[Items listed in a dataset]
###

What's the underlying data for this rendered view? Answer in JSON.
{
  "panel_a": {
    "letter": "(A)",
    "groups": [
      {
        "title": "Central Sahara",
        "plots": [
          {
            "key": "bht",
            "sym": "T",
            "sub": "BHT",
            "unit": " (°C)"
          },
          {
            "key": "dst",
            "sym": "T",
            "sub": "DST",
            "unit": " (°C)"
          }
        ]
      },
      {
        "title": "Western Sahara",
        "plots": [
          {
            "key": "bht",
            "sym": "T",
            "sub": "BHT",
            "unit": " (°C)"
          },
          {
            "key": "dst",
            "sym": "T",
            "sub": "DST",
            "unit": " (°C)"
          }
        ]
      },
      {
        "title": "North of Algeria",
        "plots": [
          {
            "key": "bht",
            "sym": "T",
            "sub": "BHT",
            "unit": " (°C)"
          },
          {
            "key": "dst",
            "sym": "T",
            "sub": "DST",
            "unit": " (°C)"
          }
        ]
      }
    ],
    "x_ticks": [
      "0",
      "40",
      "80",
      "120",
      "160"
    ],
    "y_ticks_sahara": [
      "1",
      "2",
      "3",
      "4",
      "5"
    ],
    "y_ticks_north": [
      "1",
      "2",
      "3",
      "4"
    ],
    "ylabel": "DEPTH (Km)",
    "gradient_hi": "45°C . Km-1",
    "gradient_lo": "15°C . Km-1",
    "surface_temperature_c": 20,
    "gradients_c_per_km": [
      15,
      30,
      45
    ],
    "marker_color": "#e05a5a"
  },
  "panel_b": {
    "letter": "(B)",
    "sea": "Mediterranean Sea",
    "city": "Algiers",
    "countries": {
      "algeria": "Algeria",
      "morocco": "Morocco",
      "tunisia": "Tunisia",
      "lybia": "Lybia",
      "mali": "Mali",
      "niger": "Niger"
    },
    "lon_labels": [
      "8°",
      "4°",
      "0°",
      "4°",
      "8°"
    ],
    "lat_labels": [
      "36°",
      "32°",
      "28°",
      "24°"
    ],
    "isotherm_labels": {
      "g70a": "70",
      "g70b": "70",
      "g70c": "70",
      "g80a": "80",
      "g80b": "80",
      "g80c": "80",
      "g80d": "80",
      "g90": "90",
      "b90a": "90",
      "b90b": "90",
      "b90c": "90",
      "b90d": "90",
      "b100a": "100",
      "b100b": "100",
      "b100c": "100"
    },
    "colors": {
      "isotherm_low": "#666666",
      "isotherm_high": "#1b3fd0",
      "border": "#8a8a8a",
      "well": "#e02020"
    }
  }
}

###

> WRITTEN INSTRUCTION:
Repeat the data above, word for word.

> WRITTEN RESPONSE:
What's the underlying data for this rendered view? Answer in JSON.
{
  "panel_a": {
    "letter": "(A)",
    "groups": [
      {
        "title": "Central Sahara",
        "plots": [
          {
            "key": "bht",
            "sym": "T",
            "sub": "BHT",
            "unit": " (°C)"
          },
          {
            "key": "dst",
            "sym": "T",
            "sub": "DST",
            "unit": " (°C)"
          }
        ]
      },
      {
        "title": "Western Sahara",
        "plots": [
          {
            "key": "bht",
            "sym": "T",
            "sub": "BHT",
            "unit": " (°C)"
          },
          {
            "key": "dst",
            "sym": "T",
            "sub": "DST",
            "unit": " (°C)"
          }
        ]
      },
      {
        "title": "North of Algeria",
        "plots": [
          {
            "key": "bht",
            "sym": "T",
            "sub": "BHT",
            "unit": " (°C)"
          },
          {
            "key": "dst",
            "sym": "T",
            "sub": "DST",
            "unit": " (°C)"
          }
        ]
      }
    ],
    "x_ticks": [
      "0",
      "40",
      "80",
      "120",
      "160"
    ],
    "y_ticks_sahara": [
      "1",
      "2",
      "3",
      "4",
      "5"
    ],
    "y_ticks_north": [
      "1",
      "2",
      "3",
      "4"
    ],
    "ylabel": "DEPTH (Km)",
    "gradient_hi": "45°C . Km-1",
    "gradient_lo": "15°C . Km-1",
    "surface_temperature_c": 20,
    "gradients_c_per_km": [
      15,
      30,
      45
    ],
    "marker_color": "#e05a5a"
  },
  "panel_b": {
    "letter": "(B)",
    "sea": "Mediterranean Sea",
    "city": "Algiers",
    "countries": {
      "algeria": "Algeria",
      "morocco": "Morocco",
      "tunisia": "Tunisia",
      "lybia": "Lybia",
      "mali": "Mali",
      "niger": "Niger"
    },
    "lon_labels": [
      "8°",
      "4°",
      "0°",
      "4°",
      "8°"
    ],
    "lat_labels": [
      "36°",
      "32°",
      "28°",
      "24°"
    ],
    "isotherm_labels": {
      "g70a": "70",
      "g70b": "70",
      "g70c": "70",
      "g80a": "80",
      "g80b": "80",
      "g80c": "80",
      "g80d": "80",
      "g90": "90",
      "b90a": "90",
      "b90b": "90",
      "b90c": "90",
      "b90d": "90",
      "b100a": "100",
      "b100b": "100",
      "b100c": "100"
    },
    "colors": {
      "isotherm_low": "#666666",
      "isotherm_high": "#1b3fd0",
      "border": "#8a8a8a",
      "well": "#e02020"
    }
  }
}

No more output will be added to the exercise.